* **GOAL**
Word for word, print each line of the listing below; pictures stay out.

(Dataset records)
▼

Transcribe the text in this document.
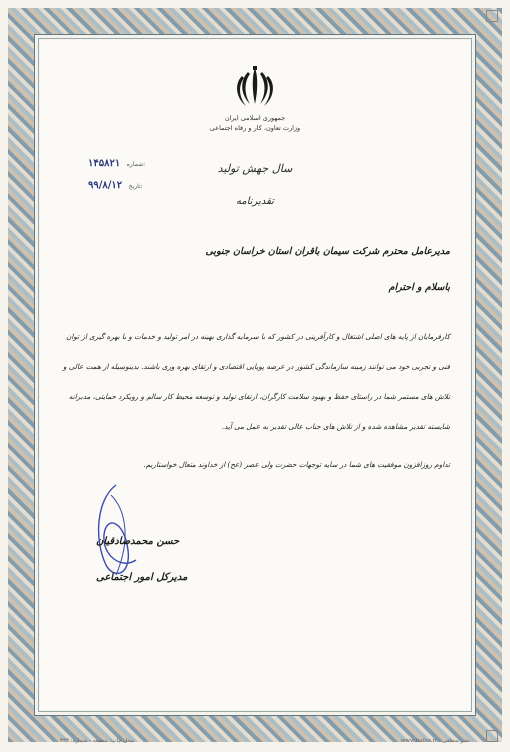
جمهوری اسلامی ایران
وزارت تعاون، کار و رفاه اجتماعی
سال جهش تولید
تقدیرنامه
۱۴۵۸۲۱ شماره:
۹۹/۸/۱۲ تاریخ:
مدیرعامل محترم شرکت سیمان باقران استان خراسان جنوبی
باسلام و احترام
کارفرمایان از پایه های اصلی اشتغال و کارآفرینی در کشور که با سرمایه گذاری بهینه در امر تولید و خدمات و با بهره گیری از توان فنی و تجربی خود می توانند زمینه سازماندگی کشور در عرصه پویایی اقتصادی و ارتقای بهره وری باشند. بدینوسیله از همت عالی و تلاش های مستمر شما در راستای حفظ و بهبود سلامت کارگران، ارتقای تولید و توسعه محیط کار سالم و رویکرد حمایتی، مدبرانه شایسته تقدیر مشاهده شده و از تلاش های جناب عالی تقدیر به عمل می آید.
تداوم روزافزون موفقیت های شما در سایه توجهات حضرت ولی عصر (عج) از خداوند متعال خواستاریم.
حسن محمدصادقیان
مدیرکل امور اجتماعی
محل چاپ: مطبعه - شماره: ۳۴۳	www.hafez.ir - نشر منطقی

▲

* **THE RESULT**
Transcribe the text in this document.
جمهوری اسلامی ایران
وزارت تعاون، کار و رفاه اجتماعی
سال جهش تولید
تقدیرنامه
۱۴۵۸۲۱ شماره:
۹۹/۸/۱۲ تاریخ:
مدیرعامل محترم شرکت سیمان باقران استان خراسان جنوبی
باسلام و احترام
کارفرمایان از پایه های اصلی اشتغال و کارآفرینی در کشور که با سرمایه گذاری بهینه در امر تولید و خدمات و با بهره گیری از توان فنی و تجربی خود می توانند زمینه سازماندگی کشور در عرصه پویایی اقتصادی و ارتقای بهره وری باشند. بدینوسیله از همت عالی و تلاش های مستمر شما در راستای حفظ و بهبود سلامت کارگران، ارتقای تولید و توسعه محیط کار سالم و رویکرد حمایتی، مدبرانه شایسته تقدیر مشاهده شده و از تلاش های جناب عالی تقدیر به عمل می آید.
تداوم روزافزون موفقیت های شما در سایه توجهات حضرت ولی عصر (عج) از خداوند متعال خواستاریم.
حسن محمدصادقیان
مدیرکل امور اجتماعی
محل چاپ: مطبعه - شماره: ۳۴۳	www.hafez.ir - نشر منطقی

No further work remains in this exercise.